>> Start The data

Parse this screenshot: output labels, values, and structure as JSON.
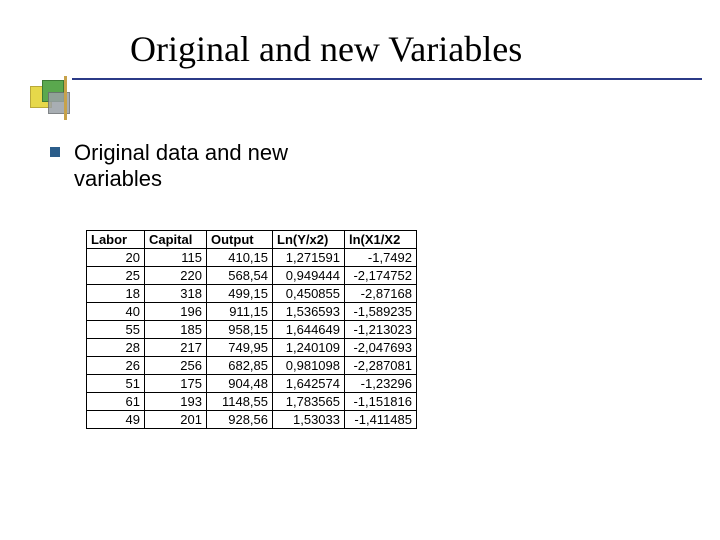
{
  "title": "Original and new Variables",
  "bullet": "Original data and new variables",
  "chart_data": {
    "type": "table",
    "columns": [
      "Labor",
      "Capital",
      "Output",
      "Ln(Y/x2)",
      "ln(X1/X2"
    ],
    "rows": [
      [
        "20",
        "115",
        "410,15",
        "1,271591",
        "-1,7492"
      ],
      [
        "25",
        "220",
        "568,54",
        "0,949444",
        "-2,174752"
      ],
      [
        "18",
        "318",
        "499,15",
        "0,450855",
        "-2,87168"
      ],
      [
        "40",
        "196",
        "911,15",
        "1,536593",
        "-1,589235"
      ],
      [
        "55",
        "185",
        "958,15",
        "1,644649",
        "-1,213023"
      ],
      [
        "28",
        "217",
        "749,95",
        "1,240109",
        "-2,047693"
      ],
      [
        "26",
        "256",
        "682,85",
        "0,981098",
        "-2,287081"
      ],
      [
        "51",
        "175",
        "904,48",
        "1,642574",
        "-1,23296"
      ],
      [
        "61",
        "193",
        "1148,55",
        "1,783565",
        "-1,151816"
      ],
      [
        "49",
        "201",
        "928,56",
        "1,53033",
        "-1,411485"
      ]
    ]
  }
}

>> End The data

Exercise task ▸
Reproduce each line of the records exactly, and omit every picture.

Written response ▸
Parse this screenshot: output labels, values, and structure as JSON.
{
  "title": "Original and new Variables",
  "bullet": "Original data and new variables",
  "chart_data": {
    "type": "table",
    "columns": [
      "Labor",
      "Capital",
      "Output",
      "Ln(Y/x2)",
      "ln(X1/X2"
    ],
    "rows": [
      [
        "20",
        "115",
        "410,15",
        "1,271591",
        "-1,7492"
      ],
      [
        "25",
        "220",
        "568,54",
        "0,949444",
        "-2,174752"
      ],
      [
        "18",
        "318",
        "499,15",
        "0,450855",
        "-2,87168"
      ],
      [
        "40",
        "196",
        "911,15",
        "1,536593",
        "-1,589235"
      ],
      [
        "55",
        "185",
        "958,15",
        "1,644649",
        "-1,213023"
      ],
      [
        "28",
        "217",
        "749,95",
        "1,240109",
        "-2,047693"
      ],
      [
        "26",
        "256",
        "682,85",
        "0,981098",
        "-2,287081"
      ],
      [
        "51",
        "175",
        "904,48",
        "1,642574",
        "-1,23296"
      ],
      [
        "61",
        "193",
        "1148,55",
        "1,783565",
        "-1,151816"
      ],
      [
        "49",
        "201",
        "928,56",
        "1,53033",
        "-1,411485"
      ]
    ]
  }
}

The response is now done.